### Saved entries
* BEGIN *

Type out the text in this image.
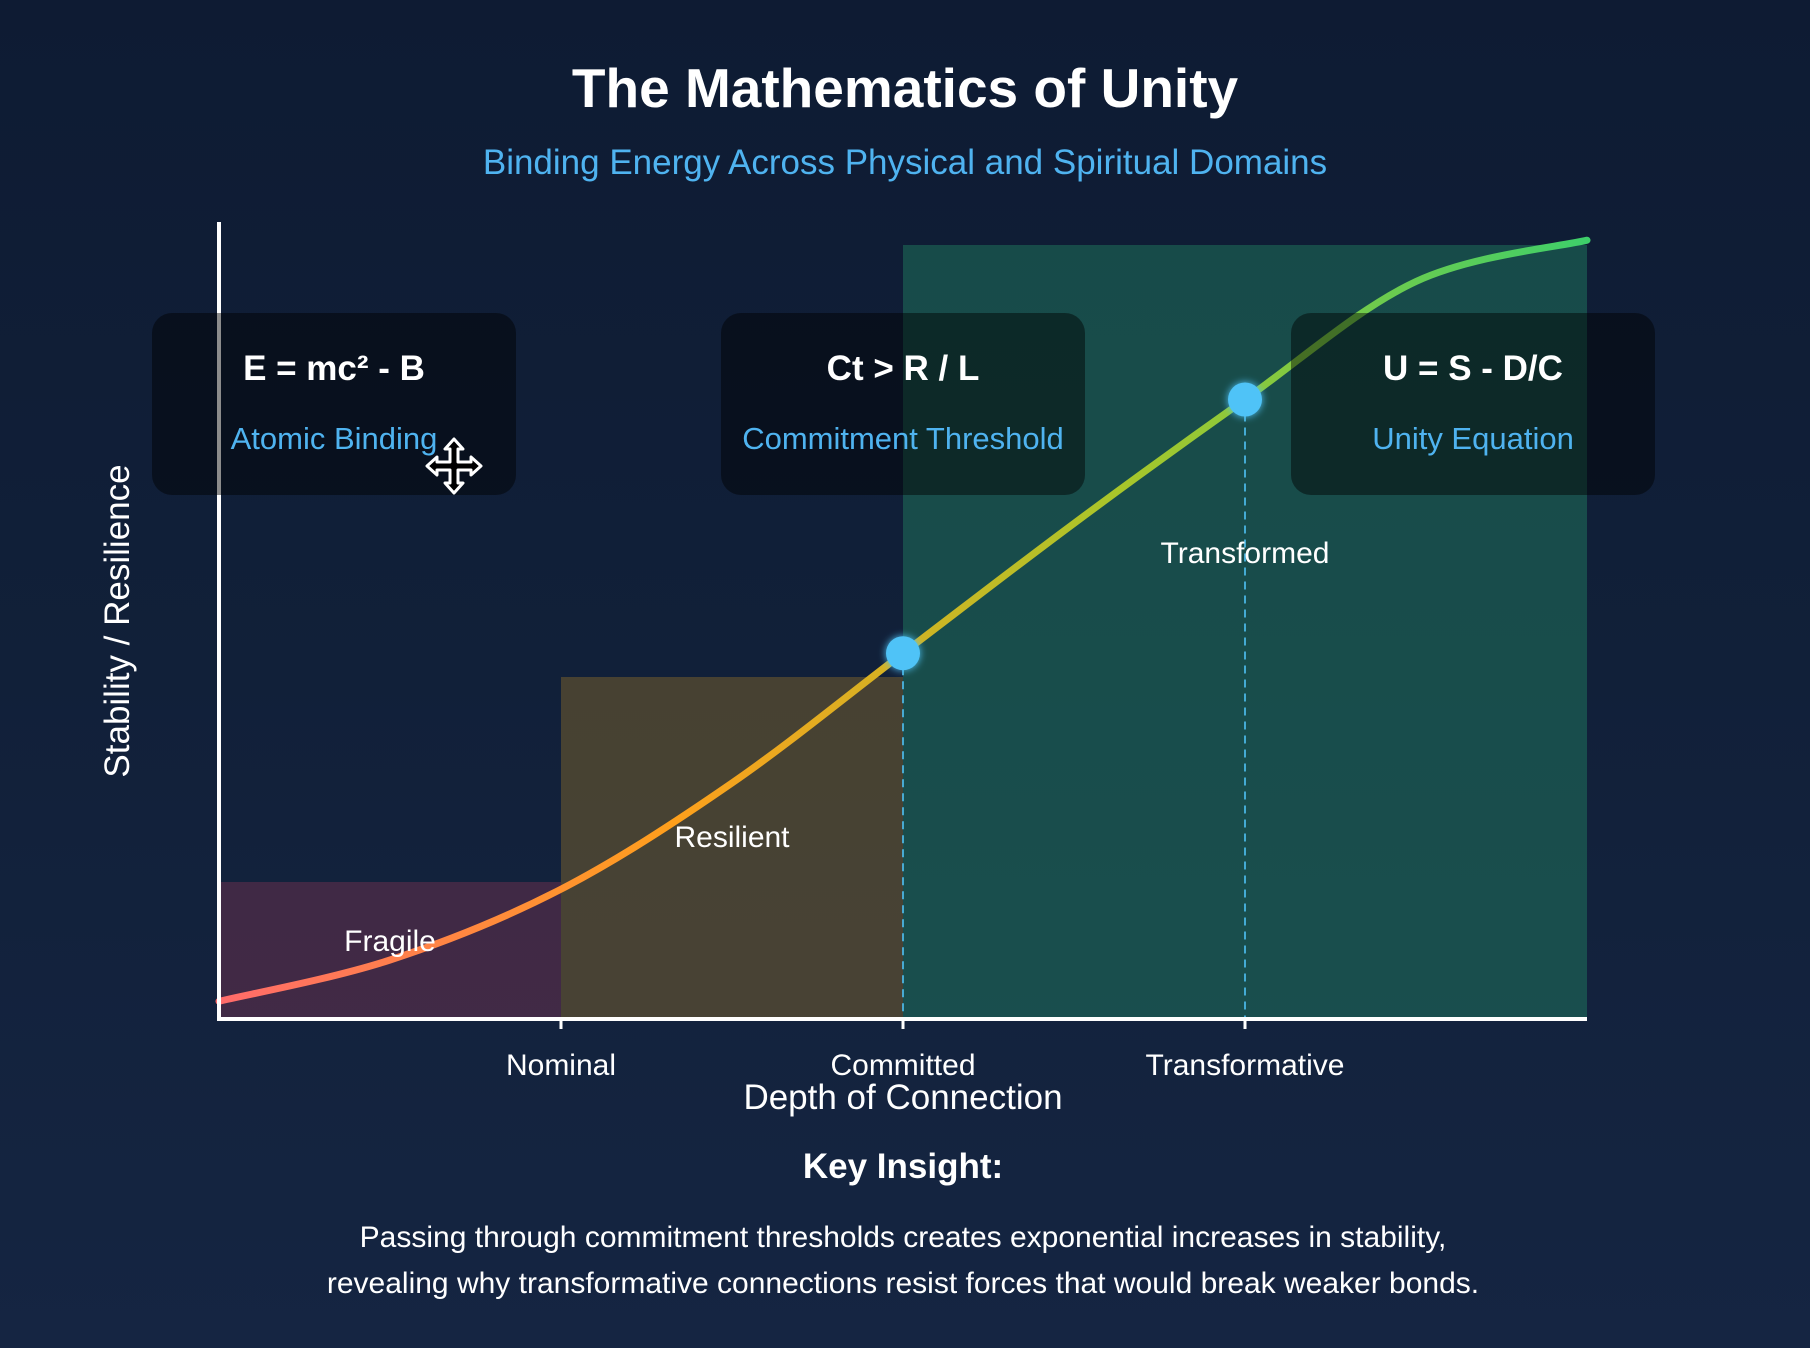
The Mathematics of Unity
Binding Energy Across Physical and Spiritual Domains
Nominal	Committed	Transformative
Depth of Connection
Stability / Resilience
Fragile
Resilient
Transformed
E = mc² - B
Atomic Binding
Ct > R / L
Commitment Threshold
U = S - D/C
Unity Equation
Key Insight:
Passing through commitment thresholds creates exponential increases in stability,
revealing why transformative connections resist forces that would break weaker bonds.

* END *
* BEGIN *

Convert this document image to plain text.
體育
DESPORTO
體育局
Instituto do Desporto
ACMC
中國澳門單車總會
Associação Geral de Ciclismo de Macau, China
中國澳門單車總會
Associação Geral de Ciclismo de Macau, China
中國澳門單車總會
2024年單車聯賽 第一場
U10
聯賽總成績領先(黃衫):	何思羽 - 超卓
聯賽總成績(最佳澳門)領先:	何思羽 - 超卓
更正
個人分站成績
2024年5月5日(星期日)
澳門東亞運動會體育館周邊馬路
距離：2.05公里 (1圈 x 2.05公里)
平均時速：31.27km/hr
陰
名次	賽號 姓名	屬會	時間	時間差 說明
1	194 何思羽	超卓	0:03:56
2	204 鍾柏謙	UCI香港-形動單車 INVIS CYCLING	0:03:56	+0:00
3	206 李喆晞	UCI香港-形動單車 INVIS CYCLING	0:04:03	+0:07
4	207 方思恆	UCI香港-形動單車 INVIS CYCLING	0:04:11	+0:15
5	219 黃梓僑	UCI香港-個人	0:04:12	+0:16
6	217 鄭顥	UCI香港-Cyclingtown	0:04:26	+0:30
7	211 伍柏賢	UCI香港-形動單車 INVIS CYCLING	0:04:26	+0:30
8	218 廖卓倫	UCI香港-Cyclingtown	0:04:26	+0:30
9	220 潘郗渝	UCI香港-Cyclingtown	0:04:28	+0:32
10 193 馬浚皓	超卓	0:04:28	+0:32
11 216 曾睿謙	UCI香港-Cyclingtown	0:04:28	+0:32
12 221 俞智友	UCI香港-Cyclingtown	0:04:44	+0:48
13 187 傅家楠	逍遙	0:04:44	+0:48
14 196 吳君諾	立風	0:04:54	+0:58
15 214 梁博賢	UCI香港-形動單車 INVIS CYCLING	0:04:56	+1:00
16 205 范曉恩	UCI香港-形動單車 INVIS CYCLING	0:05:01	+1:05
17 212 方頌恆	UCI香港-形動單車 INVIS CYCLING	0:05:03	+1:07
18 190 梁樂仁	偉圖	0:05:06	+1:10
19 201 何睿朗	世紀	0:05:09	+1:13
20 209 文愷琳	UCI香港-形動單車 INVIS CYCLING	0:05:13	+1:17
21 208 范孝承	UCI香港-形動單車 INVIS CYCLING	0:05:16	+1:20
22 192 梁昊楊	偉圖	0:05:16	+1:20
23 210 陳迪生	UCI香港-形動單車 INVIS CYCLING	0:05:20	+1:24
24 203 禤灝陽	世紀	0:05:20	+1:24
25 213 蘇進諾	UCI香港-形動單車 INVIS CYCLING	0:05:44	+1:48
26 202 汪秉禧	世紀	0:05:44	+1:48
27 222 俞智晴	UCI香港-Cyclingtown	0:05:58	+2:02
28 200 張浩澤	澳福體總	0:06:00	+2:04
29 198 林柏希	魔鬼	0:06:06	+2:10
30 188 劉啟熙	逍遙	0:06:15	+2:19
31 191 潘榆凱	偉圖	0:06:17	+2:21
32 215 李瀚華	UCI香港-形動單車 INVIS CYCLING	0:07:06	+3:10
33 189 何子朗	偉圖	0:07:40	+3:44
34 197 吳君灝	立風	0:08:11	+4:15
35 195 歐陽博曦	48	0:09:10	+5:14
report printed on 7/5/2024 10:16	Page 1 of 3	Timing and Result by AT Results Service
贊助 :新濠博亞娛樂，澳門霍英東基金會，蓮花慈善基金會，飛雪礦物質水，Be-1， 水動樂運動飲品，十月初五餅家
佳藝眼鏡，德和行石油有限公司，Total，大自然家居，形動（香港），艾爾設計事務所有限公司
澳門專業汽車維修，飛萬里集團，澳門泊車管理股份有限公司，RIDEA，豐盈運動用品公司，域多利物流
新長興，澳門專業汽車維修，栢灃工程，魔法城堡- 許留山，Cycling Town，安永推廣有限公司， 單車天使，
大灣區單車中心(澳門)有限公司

* END *
* BEGIN *

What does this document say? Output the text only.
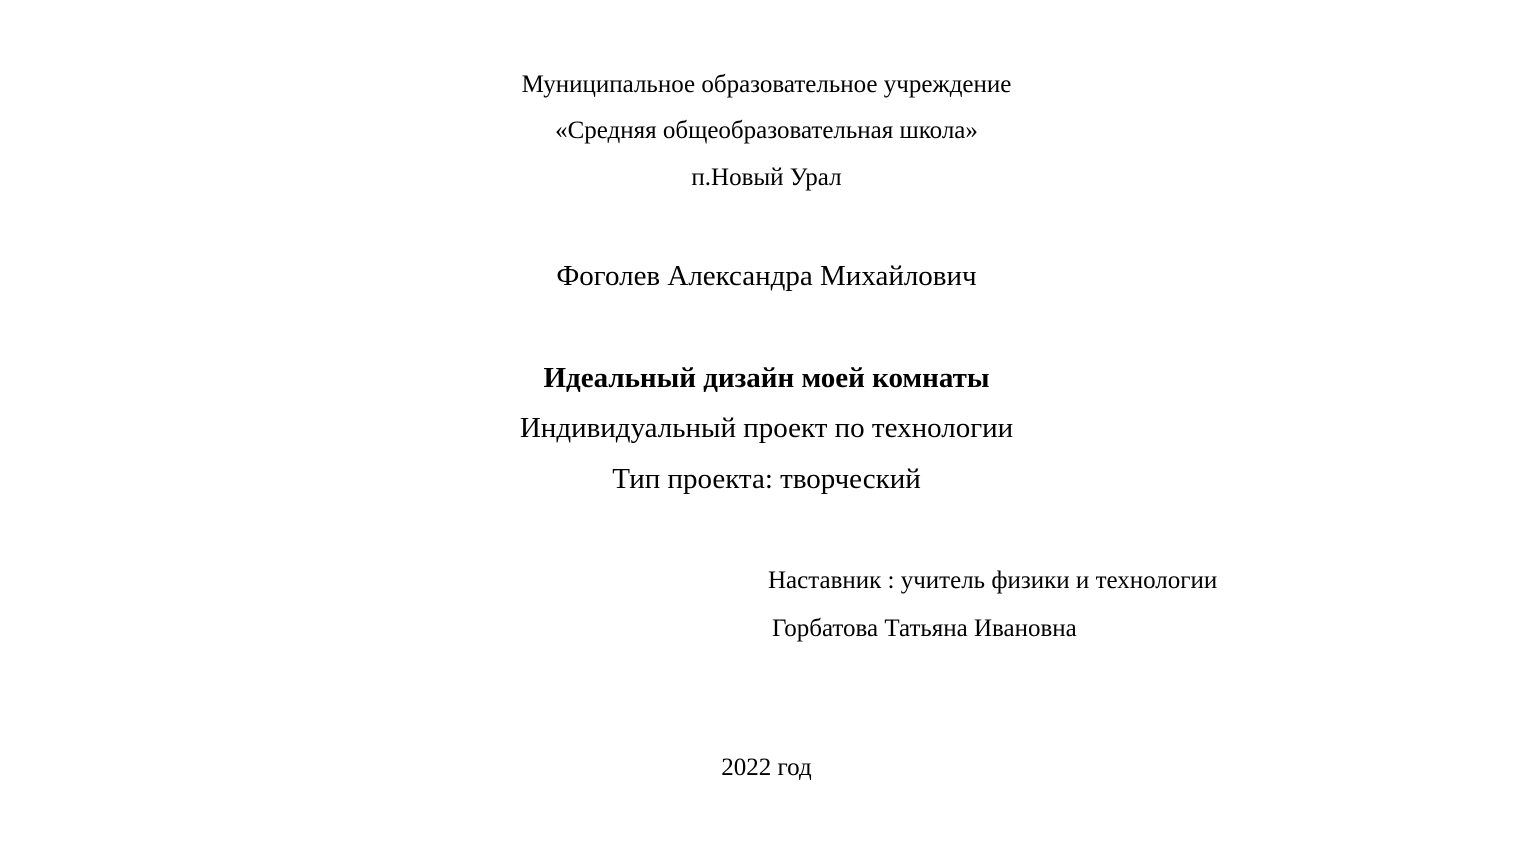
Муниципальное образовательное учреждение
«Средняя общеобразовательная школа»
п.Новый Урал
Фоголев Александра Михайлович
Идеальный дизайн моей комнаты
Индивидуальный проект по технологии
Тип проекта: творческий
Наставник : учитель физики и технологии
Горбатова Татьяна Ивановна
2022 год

* END *

### Written task
Using the material above, copy every line in which the string "Unity" occurs.

### Output for this exercise
The Mathematics of Unity
Unity Equation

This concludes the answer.